» PROMPT: Every line of the material below should be repeated exactly.

» LISTED RECORDS:
-------------------------
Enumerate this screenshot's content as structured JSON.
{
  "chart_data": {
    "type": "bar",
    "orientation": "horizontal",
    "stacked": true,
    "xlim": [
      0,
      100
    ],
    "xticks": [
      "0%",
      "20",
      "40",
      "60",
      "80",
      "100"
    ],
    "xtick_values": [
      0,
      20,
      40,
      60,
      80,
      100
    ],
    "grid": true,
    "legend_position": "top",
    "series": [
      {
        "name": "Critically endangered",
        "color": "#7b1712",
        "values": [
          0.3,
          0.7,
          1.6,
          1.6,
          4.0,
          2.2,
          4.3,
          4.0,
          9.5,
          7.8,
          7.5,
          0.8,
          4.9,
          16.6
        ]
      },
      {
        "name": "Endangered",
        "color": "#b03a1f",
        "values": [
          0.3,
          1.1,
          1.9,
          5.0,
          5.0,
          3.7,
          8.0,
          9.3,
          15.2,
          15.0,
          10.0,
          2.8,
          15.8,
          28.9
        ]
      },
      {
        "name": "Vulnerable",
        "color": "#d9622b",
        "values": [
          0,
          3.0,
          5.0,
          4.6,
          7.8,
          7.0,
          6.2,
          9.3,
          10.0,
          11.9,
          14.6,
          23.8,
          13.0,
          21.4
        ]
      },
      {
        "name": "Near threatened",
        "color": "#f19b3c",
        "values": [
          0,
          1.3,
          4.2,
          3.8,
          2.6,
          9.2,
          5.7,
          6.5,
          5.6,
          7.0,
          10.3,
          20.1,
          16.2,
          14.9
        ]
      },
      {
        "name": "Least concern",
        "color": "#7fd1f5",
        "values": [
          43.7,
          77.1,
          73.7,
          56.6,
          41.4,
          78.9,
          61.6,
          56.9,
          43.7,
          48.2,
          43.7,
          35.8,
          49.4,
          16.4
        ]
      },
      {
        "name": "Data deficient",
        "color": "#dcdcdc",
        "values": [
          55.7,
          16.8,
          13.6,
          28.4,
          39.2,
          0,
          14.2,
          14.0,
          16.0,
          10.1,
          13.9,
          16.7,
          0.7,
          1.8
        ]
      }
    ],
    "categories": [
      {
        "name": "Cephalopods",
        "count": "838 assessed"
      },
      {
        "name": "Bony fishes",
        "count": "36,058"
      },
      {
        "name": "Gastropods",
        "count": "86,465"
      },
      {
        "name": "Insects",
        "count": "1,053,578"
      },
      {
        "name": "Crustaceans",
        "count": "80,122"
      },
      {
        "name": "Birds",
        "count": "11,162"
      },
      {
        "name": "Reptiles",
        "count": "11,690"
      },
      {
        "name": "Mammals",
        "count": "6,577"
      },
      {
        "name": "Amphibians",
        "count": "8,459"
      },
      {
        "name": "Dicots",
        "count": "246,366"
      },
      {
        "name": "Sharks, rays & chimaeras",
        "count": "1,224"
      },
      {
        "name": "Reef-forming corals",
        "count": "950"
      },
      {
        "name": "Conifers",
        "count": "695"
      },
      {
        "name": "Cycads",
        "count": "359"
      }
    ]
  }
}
-------------------------
» PROBLEM SOLUTION:
Enumerate this screenshot's content as structured JSON.
{
  "chart_data": {
    "type": "bar",
    "orientation": "horizontal",
    "stacked": true,
    "xlim": [
      0,
      100
    ],
    "xticks": [
      "0%",
      "20",
      "40",
      "60",
      "80",
      "100"
    ],
    "xtick_values": [
      0,
      20,
      40,
      60,
      80,
      100
    ],
    "grid": true,
    "legend_position": "top",
    "series": [
      {
        "name": "Critically endangered",
        "color": "#7b1712",
        "values": [
          0.3,
          0.7,
          1.6,
          1.6,
          4.0,
          2.2,
          4.3,
          4.0,
          9.5,
          7.8,
          7.5,
          0.8,
          4.9,
          16.6
        ]
      },
      {
        "name": "Endangered",
        "color": "#b03a1f",
        "values": [
          0.3,
          1.1,
          1.9,
          5.0,
          5.0,
          3.7,
          8.0,
          9.3,
          15.2,
          15.0,
          10.0,
          2.8,
          15.8,
          28.9
        ]
      },
      {
        "name": "Vulnerable",
        "color": "#d9622b",
        "values": [
          0,
          3.0,
          5.0,
          4.6,
          7.8,
          7.0,
          6.2,
          9.3,
          10.0,
          11.9,
          14.6,
          23.8,
          13.0,
          21.4
        ]
      },
      {
        "name": "Near threatened",
        "color": "#f19b3c",
        "values": [
          0,
          1.3,
          4.2,
          3.8,
          2.6,
          9.2,
          5.7,
          6.5,
          5.6,
          7.0,
          10.3,
          20.1,
          16.2,
          14.9
        ]
      },
      {
        "name": "Least concern",
        "color": "#7fd1f5",
        "values": [
          43.7,
          77.1,
          73.7,
          56.6,
          41.4,
          78.9,
          61.6,
          56.9,
          43.7,
          48.2,
          43.7,
          35.8,
          49.4,
          16.4
        ]
      },
      {
        "name": "Data deficient",
        "color": "#dcdcdc",
        "values": [
          55.7,
          16.8,
          13.6,
          28.4,
          39.2,
          0,
          14.2,
          14.0,
          16.0,
          10.1,
          13.9,
          16.7,
          0.7,
          1.8
        ]
      }
    ],
    "categories": [
      {
        "name": "Cephalopods",
        "count": "838 assessed"
      },
      {
        "name": "Bony fishes",
        "count": "36,058"
      },
      {
        "name": "Gastropods",
        "count": "86,465"
      },
      {
        "name": "Insects",
        "count": "1,053,578"
      },
      {
        "name": "Crustaceans",
        "count": "80,122"
      },
      {
        "name": "Birds",
        "count": "11,162"
      },
      {
        "name": "Reptiles",
        "count": "11,690"
      },
      {
        "name": "Mammals",
        "count": "6,577"
      },
      {
        "name": "Amphibians",
        "count": "8,459"
      },
      {
        "name": "Dicots",
        "count": "246,366"
      },
      {
        "name": "Sharks, rays & chimaeras",
        "count": "1,224"
      },
      {
        "name": "Reef-forming corals",
        "count": "950"
      },
      {
        "name": "Conifers",
        "count": "695"
      },
      {
        "name": "Cycads",
        "count": "359"
      }
    ]
  }
}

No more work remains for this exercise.